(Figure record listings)

┌────────

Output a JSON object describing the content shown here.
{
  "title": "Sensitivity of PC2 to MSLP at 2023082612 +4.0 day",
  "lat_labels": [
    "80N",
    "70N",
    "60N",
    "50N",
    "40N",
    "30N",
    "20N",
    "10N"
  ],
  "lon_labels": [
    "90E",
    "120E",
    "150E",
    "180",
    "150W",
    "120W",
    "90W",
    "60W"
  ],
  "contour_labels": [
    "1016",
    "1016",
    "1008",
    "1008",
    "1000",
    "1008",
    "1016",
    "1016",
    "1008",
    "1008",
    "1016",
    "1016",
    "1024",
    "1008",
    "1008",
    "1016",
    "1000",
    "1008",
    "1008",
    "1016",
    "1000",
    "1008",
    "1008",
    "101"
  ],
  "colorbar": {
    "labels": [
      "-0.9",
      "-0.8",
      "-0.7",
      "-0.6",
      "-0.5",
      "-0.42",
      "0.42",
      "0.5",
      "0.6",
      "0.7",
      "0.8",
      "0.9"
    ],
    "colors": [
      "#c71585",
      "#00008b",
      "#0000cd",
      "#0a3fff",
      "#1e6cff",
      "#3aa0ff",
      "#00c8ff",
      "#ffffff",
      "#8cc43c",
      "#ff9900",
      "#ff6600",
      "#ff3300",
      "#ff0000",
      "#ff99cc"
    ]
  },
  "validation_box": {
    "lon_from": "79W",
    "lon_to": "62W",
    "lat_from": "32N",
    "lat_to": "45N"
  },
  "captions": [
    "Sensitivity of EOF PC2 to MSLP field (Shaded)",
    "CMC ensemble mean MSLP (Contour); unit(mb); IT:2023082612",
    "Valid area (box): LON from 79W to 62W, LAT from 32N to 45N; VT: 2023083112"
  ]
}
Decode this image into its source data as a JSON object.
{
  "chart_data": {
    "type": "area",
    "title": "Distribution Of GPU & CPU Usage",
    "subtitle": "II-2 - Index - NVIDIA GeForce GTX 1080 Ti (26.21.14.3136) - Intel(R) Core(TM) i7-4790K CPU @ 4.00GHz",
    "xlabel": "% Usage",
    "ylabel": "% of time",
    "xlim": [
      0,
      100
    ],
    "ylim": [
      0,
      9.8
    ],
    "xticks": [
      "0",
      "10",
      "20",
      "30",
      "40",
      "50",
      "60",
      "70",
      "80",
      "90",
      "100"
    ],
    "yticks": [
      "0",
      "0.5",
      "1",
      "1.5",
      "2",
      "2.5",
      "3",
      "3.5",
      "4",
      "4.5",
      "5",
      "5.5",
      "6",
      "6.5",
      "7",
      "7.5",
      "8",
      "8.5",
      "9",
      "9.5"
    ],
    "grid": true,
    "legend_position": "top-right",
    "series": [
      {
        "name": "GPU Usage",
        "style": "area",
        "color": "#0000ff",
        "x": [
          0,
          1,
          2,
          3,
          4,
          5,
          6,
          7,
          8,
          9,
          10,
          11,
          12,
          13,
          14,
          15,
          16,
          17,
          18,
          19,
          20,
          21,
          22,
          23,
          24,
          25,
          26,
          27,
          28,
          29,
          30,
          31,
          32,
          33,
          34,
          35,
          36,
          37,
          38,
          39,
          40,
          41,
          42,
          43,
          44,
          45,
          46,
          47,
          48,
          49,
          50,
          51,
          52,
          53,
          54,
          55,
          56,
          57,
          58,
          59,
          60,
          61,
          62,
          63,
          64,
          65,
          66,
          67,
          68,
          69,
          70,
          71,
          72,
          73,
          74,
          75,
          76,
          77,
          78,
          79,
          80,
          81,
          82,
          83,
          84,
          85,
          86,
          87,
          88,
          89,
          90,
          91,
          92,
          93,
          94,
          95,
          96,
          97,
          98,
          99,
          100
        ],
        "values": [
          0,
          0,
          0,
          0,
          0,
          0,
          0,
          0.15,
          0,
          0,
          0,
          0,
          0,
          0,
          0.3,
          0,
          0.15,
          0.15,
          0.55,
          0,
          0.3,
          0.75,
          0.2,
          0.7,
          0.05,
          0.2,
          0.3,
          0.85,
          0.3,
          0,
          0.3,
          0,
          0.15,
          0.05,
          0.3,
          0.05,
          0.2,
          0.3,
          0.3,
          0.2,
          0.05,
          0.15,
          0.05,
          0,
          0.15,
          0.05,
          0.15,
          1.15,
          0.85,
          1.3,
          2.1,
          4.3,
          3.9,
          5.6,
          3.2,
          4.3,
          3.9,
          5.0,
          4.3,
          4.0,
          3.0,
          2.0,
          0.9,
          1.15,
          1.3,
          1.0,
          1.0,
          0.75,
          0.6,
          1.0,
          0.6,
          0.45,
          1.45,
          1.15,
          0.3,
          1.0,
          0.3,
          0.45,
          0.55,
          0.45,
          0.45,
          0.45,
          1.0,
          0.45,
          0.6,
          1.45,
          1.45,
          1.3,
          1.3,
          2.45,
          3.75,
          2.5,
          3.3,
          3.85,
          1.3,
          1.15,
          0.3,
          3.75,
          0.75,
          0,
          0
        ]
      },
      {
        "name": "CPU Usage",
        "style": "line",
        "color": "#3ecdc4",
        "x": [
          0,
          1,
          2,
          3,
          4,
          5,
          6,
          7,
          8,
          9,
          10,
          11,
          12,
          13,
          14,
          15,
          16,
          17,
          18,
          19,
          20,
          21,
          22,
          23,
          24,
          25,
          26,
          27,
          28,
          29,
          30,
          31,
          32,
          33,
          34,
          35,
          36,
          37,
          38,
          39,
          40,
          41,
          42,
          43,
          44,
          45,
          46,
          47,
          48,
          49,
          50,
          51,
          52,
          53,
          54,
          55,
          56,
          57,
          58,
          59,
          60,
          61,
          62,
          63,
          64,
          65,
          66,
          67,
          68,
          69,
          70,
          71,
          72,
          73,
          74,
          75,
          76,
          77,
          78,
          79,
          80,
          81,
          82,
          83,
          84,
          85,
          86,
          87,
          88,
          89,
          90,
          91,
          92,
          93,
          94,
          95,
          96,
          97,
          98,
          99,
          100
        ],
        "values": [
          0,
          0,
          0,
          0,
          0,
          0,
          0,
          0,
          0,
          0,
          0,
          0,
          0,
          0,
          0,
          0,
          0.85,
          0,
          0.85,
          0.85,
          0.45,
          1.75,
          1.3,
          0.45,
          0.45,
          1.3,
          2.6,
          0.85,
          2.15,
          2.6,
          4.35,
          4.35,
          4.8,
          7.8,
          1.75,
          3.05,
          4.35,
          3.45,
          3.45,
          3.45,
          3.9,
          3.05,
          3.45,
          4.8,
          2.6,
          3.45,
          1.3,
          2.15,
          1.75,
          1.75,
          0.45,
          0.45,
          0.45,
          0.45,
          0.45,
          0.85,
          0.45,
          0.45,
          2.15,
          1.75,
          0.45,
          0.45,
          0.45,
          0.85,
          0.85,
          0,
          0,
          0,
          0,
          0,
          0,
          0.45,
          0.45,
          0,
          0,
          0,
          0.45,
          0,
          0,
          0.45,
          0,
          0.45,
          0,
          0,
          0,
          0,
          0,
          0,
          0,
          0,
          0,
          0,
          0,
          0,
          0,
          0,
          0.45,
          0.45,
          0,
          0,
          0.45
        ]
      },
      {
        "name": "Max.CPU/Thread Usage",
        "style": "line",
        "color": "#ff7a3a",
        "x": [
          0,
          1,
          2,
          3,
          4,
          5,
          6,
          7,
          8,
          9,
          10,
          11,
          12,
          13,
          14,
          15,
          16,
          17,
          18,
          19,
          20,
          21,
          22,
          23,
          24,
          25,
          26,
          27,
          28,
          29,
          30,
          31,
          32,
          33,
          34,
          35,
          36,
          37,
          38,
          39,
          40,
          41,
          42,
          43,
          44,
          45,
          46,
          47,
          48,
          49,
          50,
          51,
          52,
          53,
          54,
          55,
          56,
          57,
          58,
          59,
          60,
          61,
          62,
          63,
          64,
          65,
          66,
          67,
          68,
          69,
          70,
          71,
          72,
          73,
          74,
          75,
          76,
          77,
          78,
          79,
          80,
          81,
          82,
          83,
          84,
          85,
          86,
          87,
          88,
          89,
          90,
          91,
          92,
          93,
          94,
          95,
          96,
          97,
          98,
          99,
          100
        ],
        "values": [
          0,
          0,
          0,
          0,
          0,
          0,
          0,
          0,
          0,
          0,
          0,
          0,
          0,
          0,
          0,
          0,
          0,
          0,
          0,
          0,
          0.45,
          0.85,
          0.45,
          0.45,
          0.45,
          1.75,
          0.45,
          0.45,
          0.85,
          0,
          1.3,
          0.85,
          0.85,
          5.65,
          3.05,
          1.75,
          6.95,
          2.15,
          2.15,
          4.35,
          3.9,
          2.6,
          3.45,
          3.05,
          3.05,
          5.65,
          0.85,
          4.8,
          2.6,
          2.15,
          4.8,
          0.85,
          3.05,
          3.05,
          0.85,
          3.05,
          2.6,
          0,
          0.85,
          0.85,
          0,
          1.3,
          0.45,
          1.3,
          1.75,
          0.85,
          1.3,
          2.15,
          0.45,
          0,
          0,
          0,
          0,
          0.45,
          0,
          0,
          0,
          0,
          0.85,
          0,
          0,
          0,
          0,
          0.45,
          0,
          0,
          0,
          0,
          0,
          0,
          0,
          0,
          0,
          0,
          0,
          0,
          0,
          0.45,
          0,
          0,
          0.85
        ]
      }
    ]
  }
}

└────────

### Given task
Copy each line above containing the string "JSON".

### Answer
Output a JSON object describing the content shown here.
Decode this image into its source data as a JSON object.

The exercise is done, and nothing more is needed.